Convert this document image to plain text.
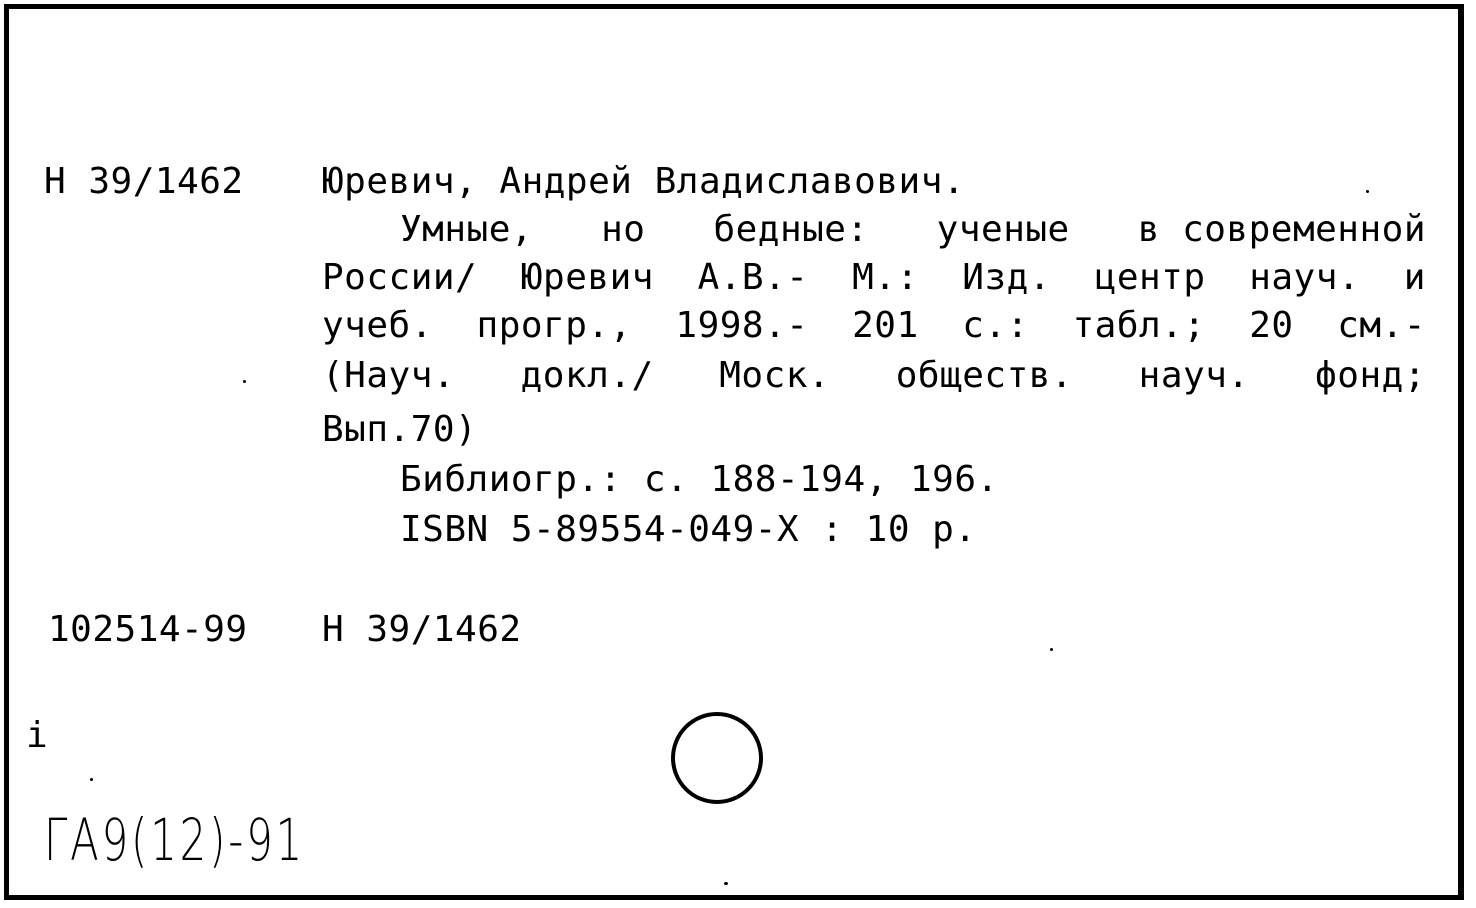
Н 39/1462 Юревич, Андрей Владиславович.
Умные, но бедные: ученые в современной
России/ Юревич А.В.- М.: Изд. центр науч. и
учеб. прогр., 1998.- 201 с.: табл.; 20 см.-
(Науч. докл./ Моск. обществ. науч. фонд;
Вып.70)
Библиогр.: с. 188-194, 196.
ISBN 5-89554-049-X : 10 р.
102514-99 Н 39/1462
i
ГА9(12)-91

......

_Problem description_: Set down the lines of the records above exactly, apart from the pictures.

_Answer to the exercise_:
Convert this document image to plain text.
Н 39/1462 Юревич, Андрей Владиславович.
Умные, но бедные: ученые в современной
России/ Юревич А.В.- М.: Изд. центр науч. и
учеб. прогр., 1998.- 201 с.: табл.; 20 см.-
(Науч. докл./ Моск. обществ. науч. фонд;
Вып.70)
Библиогр.: с. 188-194, 196.
ISBN 5-89554-049-X : 10 р.
102514-99 Н 39/1462
i
ГА9(12)-91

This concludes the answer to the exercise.